WORK INSTRUCTIONS: Scan the records for the word "Confidences". Copy each line that includes it.

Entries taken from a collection
===

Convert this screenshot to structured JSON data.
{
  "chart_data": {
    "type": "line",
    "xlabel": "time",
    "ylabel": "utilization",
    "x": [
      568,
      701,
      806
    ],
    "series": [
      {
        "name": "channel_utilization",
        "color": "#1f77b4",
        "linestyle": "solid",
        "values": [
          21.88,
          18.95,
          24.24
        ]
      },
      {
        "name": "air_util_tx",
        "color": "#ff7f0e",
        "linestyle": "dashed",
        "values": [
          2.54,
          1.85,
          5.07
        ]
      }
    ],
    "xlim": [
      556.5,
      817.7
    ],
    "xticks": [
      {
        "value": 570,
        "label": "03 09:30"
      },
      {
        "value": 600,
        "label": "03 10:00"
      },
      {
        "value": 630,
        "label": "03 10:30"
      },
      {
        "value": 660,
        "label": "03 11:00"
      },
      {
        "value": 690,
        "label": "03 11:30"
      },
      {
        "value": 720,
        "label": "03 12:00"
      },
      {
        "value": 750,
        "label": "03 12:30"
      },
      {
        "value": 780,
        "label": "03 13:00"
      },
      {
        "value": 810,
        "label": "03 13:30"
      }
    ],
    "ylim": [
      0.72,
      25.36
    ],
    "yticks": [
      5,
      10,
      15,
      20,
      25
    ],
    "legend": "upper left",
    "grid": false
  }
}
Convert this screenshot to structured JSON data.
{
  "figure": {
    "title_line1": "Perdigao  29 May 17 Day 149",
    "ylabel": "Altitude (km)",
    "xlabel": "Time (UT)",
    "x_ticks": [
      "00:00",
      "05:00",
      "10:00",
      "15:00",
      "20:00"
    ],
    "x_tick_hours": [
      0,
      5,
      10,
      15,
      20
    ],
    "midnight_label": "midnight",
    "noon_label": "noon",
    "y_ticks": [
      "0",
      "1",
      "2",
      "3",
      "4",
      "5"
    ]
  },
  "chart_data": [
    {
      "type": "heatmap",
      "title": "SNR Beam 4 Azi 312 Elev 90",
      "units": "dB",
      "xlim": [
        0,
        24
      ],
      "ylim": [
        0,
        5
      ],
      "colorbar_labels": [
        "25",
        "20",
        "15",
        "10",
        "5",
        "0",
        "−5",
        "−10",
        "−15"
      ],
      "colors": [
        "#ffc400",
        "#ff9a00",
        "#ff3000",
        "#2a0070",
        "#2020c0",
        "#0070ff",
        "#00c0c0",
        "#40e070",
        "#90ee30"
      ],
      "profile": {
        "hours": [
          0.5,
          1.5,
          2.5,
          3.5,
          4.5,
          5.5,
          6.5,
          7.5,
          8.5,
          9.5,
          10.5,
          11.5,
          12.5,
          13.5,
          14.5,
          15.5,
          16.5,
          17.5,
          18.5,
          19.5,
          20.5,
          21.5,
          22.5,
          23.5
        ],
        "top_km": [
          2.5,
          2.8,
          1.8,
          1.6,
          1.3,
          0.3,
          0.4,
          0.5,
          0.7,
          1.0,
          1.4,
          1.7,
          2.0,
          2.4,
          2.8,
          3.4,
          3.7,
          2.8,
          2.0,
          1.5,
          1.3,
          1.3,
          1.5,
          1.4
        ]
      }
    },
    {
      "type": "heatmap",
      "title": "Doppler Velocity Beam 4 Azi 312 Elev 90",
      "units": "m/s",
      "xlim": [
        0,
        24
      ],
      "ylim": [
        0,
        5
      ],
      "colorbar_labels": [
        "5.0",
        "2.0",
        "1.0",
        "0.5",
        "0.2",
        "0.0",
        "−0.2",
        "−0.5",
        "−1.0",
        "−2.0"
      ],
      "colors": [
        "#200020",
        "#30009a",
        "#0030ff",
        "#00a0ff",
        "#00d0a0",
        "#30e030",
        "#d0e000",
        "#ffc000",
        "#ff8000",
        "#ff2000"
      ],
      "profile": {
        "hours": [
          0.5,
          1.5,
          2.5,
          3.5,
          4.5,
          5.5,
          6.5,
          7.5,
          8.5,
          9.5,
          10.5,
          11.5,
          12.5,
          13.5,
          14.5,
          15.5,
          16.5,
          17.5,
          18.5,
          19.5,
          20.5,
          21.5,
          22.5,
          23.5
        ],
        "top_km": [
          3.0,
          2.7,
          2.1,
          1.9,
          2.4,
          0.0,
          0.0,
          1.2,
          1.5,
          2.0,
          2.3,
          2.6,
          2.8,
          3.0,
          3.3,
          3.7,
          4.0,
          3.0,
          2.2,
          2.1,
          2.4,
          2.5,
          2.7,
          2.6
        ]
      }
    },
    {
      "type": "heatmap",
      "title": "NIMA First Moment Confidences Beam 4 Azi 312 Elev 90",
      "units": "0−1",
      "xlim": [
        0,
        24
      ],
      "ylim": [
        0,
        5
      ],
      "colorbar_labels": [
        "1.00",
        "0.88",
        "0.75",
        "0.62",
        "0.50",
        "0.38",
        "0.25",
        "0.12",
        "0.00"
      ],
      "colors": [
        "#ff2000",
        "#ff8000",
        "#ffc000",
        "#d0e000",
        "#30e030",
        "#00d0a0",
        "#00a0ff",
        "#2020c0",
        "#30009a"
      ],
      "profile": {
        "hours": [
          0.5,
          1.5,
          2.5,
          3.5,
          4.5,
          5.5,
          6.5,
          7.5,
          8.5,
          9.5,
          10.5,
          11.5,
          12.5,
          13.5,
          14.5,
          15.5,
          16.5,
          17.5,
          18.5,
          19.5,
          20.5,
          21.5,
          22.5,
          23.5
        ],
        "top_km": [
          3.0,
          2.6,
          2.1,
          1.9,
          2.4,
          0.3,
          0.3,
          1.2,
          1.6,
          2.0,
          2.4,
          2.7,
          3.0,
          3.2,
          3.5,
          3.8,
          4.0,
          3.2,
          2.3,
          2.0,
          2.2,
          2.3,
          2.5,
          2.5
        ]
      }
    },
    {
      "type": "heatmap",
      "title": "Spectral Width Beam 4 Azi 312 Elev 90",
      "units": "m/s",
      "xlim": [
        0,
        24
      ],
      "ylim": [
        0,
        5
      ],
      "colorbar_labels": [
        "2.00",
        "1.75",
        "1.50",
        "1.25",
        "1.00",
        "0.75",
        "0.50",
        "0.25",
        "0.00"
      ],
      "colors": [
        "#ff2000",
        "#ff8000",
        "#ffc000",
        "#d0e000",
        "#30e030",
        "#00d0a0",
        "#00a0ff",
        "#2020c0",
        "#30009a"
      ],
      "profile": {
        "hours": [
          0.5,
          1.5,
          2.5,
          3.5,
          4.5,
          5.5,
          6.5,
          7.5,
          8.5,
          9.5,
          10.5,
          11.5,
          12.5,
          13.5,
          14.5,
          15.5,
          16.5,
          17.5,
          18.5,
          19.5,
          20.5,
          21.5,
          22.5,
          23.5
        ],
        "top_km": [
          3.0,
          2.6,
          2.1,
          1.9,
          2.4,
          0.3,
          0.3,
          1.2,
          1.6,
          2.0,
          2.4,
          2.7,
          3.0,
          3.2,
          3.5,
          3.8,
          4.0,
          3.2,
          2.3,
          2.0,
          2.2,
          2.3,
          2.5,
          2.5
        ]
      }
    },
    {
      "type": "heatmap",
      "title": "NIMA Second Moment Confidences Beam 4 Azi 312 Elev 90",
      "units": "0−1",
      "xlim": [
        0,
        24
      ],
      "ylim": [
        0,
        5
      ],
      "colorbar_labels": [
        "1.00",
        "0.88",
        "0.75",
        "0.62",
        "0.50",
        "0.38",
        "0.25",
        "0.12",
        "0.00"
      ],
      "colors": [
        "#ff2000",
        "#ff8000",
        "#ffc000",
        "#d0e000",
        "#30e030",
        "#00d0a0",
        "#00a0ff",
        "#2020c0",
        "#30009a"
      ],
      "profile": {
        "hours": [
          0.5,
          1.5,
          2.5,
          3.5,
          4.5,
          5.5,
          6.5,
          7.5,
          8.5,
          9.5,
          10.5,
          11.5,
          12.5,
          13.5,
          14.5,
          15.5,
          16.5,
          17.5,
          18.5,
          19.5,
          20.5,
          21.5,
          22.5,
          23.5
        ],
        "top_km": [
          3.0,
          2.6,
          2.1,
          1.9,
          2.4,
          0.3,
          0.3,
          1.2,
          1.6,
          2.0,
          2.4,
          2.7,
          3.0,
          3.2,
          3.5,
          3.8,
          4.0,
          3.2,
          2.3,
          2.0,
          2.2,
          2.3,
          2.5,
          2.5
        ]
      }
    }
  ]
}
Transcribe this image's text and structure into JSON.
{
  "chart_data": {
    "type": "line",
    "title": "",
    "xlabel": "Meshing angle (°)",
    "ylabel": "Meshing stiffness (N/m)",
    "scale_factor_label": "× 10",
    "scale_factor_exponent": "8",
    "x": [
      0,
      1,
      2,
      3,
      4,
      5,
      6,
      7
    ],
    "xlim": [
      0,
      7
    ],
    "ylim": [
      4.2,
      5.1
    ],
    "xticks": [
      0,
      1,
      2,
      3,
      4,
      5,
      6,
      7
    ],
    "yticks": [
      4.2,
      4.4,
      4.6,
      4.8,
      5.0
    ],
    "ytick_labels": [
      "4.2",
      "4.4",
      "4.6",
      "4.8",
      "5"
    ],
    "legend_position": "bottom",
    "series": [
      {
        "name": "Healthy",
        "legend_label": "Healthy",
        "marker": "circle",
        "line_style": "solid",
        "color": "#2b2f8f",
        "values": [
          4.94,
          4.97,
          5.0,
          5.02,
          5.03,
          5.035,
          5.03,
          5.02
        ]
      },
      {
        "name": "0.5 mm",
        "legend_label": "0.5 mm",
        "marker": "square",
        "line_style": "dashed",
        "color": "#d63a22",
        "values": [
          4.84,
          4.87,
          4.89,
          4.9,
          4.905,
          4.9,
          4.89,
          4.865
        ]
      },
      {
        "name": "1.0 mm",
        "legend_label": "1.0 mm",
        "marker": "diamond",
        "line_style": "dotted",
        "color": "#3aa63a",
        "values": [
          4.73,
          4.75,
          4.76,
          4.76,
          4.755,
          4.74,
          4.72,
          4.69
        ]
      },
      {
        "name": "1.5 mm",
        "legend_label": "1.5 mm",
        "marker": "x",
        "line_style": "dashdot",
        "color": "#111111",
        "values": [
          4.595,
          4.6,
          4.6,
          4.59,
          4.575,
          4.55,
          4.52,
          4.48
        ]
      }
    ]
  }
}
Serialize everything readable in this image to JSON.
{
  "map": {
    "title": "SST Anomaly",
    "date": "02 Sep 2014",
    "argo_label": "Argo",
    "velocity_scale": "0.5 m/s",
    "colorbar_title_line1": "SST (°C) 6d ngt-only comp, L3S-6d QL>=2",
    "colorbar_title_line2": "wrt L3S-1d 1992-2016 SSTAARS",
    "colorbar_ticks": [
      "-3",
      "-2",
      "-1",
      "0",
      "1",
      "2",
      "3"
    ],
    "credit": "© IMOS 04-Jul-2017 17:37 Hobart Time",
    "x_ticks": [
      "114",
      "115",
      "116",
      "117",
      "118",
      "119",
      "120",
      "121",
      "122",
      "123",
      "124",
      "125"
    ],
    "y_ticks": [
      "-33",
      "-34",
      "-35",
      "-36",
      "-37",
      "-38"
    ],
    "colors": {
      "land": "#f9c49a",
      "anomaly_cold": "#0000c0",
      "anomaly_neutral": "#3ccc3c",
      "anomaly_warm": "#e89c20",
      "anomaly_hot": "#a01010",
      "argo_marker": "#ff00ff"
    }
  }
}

===

FULL OUTPUT:
      "title": "NIMA First Moment Confidences Beam 4 Azi 312 Elev 90",
      "title": "NIMA Second Moment Confidences Beam 4 Azi 312 Elev 90",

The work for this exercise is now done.